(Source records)
######

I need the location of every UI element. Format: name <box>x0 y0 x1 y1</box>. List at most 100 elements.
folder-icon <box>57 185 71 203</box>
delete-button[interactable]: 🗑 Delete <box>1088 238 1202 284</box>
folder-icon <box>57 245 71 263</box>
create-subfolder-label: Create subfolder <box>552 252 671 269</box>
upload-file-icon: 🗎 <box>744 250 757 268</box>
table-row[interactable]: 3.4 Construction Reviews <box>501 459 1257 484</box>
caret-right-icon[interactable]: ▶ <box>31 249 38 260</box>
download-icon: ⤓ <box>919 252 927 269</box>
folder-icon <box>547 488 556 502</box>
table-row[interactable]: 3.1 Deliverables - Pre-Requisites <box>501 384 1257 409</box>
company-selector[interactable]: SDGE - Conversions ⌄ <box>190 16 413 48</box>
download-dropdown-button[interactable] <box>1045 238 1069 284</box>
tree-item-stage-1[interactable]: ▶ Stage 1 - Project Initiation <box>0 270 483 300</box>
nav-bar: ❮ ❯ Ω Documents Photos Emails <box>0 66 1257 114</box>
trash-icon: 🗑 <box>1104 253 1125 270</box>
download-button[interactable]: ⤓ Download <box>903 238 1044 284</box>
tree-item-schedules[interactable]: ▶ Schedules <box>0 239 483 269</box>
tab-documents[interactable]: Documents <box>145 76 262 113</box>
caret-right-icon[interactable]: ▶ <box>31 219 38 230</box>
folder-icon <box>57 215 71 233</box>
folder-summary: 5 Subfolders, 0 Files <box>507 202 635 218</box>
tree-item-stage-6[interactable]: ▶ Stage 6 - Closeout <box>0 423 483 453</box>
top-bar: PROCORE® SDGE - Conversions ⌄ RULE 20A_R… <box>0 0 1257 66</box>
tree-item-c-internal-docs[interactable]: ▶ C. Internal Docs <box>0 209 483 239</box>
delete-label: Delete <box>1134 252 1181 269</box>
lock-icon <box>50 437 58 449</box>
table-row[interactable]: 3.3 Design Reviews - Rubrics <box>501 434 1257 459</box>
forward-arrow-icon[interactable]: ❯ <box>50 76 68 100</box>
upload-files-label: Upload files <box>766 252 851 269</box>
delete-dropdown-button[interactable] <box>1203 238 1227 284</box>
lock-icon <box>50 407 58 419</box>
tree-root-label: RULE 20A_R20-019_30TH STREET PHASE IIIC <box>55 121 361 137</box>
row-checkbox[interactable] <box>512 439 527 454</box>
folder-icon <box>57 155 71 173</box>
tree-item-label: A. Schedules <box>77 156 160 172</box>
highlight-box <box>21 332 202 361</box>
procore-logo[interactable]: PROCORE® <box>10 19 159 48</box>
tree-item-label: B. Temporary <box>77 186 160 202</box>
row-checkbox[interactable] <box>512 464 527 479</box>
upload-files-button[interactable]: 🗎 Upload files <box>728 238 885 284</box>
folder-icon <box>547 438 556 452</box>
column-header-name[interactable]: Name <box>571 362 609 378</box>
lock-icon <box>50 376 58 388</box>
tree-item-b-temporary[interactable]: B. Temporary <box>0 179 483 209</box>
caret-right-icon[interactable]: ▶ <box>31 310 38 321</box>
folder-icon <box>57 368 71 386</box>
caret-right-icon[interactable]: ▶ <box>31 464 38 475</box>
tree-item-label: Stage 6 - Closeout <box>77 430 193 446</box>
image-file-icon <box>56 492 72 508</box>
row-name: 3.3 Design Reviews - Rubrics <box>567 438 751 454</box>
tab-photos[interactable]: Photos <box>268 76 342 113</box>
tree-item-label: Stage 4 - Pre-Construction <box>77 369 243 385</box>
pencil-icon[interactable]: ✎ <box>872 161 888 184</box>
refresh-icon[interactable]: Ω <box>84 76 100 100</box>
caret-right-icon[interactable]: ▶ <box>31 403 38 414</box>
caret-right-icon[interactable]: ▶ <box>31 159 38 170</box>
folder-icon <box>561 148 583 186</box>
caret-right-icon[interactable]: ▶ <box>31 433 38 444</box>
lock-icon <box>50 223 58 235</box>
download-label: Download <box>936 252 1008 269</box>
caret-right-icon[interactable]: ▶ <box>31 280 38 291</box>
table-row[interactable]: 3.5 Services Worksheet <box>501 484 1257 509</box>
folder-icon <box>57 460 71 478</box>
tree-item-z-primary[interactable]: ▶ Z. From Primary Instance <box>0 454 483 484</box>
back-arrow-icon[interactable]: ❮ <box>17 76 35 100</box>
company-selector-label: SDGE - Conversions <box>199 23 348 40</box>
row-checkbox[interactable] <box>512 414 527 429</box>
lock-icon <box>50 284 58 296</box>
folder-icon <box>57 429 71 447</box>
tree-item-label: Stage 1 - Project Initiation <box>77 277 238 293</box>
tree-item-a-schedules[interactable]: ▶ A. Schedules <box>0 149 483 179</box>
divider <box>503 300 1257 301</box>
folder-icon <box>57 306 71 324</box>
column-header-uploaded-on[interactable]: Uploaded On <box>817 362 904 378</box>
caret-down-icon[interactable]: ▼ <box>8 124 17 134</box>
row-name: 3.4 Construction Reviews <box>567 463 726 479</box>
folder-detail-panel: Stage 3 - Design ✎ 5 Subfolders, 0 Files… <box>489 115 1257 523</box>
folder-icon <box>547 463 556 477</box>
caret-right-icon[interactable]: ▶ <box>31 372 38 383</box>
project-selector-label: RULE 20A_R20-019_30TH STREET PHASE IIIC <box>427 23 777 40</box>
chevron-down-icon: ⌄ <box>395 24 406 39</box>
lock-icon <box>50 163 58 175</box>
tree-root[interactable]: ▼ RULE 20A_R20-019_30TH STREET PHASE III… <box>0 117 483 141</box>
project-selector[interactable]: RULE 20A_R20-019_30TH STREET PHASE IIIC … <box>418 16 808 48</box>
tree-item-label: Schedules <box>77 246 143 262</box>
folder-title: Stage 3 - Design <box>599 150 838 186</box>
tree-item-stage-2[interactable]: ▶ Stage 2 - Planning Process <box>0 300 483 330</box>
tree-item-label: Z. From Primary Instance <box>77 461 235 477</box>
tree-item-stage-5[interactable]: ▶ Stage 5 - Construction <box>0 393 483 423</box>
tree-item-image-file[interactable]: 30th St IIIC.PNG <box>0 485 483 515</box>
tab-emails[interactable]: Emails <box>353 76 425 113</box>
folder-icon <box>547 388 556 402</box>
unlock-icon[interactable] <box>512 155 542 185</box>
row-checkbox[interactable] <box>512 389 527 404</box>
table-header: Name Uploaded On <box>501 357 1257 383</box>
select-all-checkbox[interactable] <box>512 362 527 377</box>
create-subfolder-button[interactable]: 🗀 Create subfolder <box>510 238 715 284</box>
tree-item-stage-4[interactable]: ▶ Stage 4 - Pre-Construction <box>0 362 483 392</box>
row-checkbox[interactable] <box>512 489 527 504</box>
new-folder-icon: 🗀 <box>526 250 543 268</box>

######

# [Problem requirements]
Reproduce all the source records above, keeping every line identical.

# [Complete output]
I need the location of every UI element. Format: name <box>x0 y0 x1 y1</box>. List at most 100 elements.
folder-icon <box>57 185 71 203</box>
delete-button[interactable]: 🗑 Delete <box>1088 238 1202 284</box>
folder-icon <box>57 245 71 263</box>
create-subfolder-label: Create subfolder <box>552 252 671 269</box>
upload-file-icon: 🗎 <box>744 250 757 268</box>
table-row[interactable]: 3.4 Construction Reviews <box>501 459 1257 484</box>
caret-right-icon[interactable]: ▶ <box>31 249 38 260</box>
download-icon: ⤓ <box>919 252 927 269</box>
folder-icon <box>547 488 556 502</box>
table-row[interactable]: 3.1 Deliverables - Pre-Requisites <box>501 384 1257 409</box>
company-selector[interactable]: SDGE - Conversions ⌄ <box>190 16 413 48</box>
download-dropdown-button[interactable] <box>1045 238 1069 284</box>
tree-item-stage-1[interactable]: ▶ Stage 1 - Project Initiation <box>0 270 483 300</box>
nav-bar: ❮ ❯ Ω Documents Photos Emails <box>0 66 1257 114</box>
trash-icon: 🗑 <box>1104 253 1125 270</box>
download-button[interactable]: ⤓ Download <box>903 238 1044 284</box>
tree-item-schedules[interactable]: ▶ Schedules <box>0 239 483 269</box>
tab-documents[interactable]: Documents <box>145 76 262 113</box>
caret-right-icon[interactable]: ▶ <box>31 219 38 230</box>
folder-icon <box>57 215 71 233</box>
folder-summary: 5 Subfolders, 0 Files <box>507 202 635 218</box>
tree-item-stage-6[interactable]: ▶ Stage 6 - Closeout <box>0 423 483 453</box>
top-bar: PROCORE® SDGE - Conversions ⌄ RULE 20A_R… <box>0 0 1257 66</box>
tree-item-c-internal-docs[interactable]: ▶ C. Internal Docs <box>0 209 483 239</box>
delete-label: Delete <box>1134 252 1181 269</box>
lock-icon <box>50 437 58 449</box>
table-row[interactable]: 3.3 Design Reviews - Rubrics <box>501 434 1257 459</box>
forward-arrow-icon[interactable]: ❯ <box>50 76 68 100</box>
upload-files-label: Upload files <box>766 252 851 269</box>
delete-dropdown-button[interactable] <box>1203 238 1227 284</box>
lock-icon <box>50 407 58 419</box>
tree-root-label: RULE 20A_R20-019_30TH STREET PHASE IIIC <box>55 121 361 137</box>
row-checkbox[interactable] <box>512 439 527 454</box>
folder-icon <box>57 155 71 173</box>
tree-item-label: A. Schedules <box>77 156 160 172</box>
highlight-box <box>21 332 202 361</box>
procore-logo[interactable]: PROCORE® <box>10 19 159 48</box>
tree-item-label: B. Temporary <box>77 186 160 202</box>
row-checkbox[interactable] <box>512 464 527 479</box>
upload-files-button[interactable]: 🗎 Upload files <box>728 238 885 284</box>
folder-icon <box>547 438 556 452</box>
column-header-name[interactable]: Name <box>571 362 609 378</box>
lock-icon <box>50 376 58 388</box>
tree-item-b-temporary[interactable]: B. Temporary <box>0 179 483 209</box>
caret-right-icon[interactable]: ▶ <box>31 310 38 321</box>
folder-icon <box>57 368 71 386</box>
caret-right-icon[interactable]: ▶ <box>31 464 38 475</box>
tree-item-label: Stage 6 - Closeout <box>77 430 193 446</box>
image-file-icon <box>56 492 72 508</box>
row-name: 3.3 Design Reviews - Rubrics <box>567 438 751 454</box>
tab-photos[interactable]: Photos <box>268 76 342 113</box>
tree-item-label: Stage 4 - Pre-Construction <box>77 369 243 385</box>
pencil-icon[interactable]: ✎ <box>872 161 888 184</box>
refresh-icon[interactable]: Ω <box>84 76 100 100</box>
caret-right-icon[interactable]: ▶ <box>31 403 38 414</box>
caret-right-icon[interactable]: ▶ <box>31 159 38 170</box>
folder-icon <box>561 148 583 186</box>
caret-right-icon[interactable]: ▶ <box>31 433 38 444</box>
lock-icon <box>50 223 58 235</box>
download-label: Download <box>936 252 1008 269</box>
caret-right-icon[interactable]: ▶ <box>31 280 38 291</box>
table-row[interactable]: 3.5 Services Worksheet <box>501 484 1257 509</box>
folder-icon <box>57 460 71 478</box>
tree-item-z-primary[interactable]: ▶ Z. From Primary Instance <box>0 454 483 484</box>
back-arrow-icon[interactable]: ❮ <box>17 76 35 100</box>
company-selector-label: SDGE - Conversions <box>199 23 348 40</box>
row-checkbox[interactable] <box>512 414 527 429</box>
lock-icon <box>50 284 58 296</box>
folder-icon <box>57 429 71 447</box>
tree-item-label: Stage 1 - Project Initiation <box>77 277 238 293</box>
tree-item-a-schedules[interactable]: ▶ A. Schedules <box>0 149 483 179</box>
divider <box>503 300 1257 301</box>
folder-icon <box>57 306 71 324</box>
column-header-uploaded-on[interactable]: Uploaded On <box>817 362 904 378</box>
caret-down-icon[interactable]: ▼ <box>8 124 17 134</box>
row-name: 3.4 Construction Reviews <box>567 463 726 479</box>
folder-detail-panel: Stage 3 - Design ✎ 5 Subfolders, 0 Files… <box>489 115 1257 523</box>
folder-icon <box>547 463 556 477</box>
caret-right-icon[interactable]: ▶ <box>31 372 38 383</box>
project-selector-label: RULE 20A_R20-019_30TH STREET PHASE IIIC <box>427 23 777 40</box>
chevron-down-icon: ⌄ <box>395 24 406 39</box>
lock-icon <box>50 163 58 175</box>
tree-root[interactable]: ▼ RULE 20A_R20-019_30TH STREET PHASE III… <box>0 117 483 141</box>
project-selector[interactable]: RULE 20A_R20-019_30TH STREET PHASE IIIC … <box>418 16 808 48</box>
tree-item-label: Schedules <box>77 246 143 262</box>
folder-title: Stage 3 - Design <box>599 150 838 186</box>
tree-item-stage-2[interactable]: ▶ Stage 2 - Planning Process <box>0 300 483 330</box>
tree-item-label: Z. From Primary Instance <box>77 461 235 477</box>
tree-item-stage-5[interactable]: ▶ Stage 5 - Construction <box>0 393 483 423</box>
tree-item-image-file[interactable]: 30th St IIIC.PNG <box>0 485 483 515</box>
tab-emails[interactable]: Emails <box>353 76 425 113</box>
folder-icon <box>547 388 556 402</box>
unlock-icon[interactable] <box>512 155 542 185</box>
row-checkbox[interactable] <box>512 389 527 404</box>
table-header: Name Uploaded On <box>501 357 1257 383</box>
select-all-checkbox[interactable] <box>512 362 527 377</box>
create-subfolder-button[interactable]: 🗀 Create subfolder <box>510 238 715 284</box>
tree-item-stage-4[interactable]: ▶ Stage 4 - Pre-Construction <box>0 362 483 392</box>
row-checkbox[interactable] <box>512 489 527 504</box>
new-folder-icon: 🗀 <box>526 250 543 268</box>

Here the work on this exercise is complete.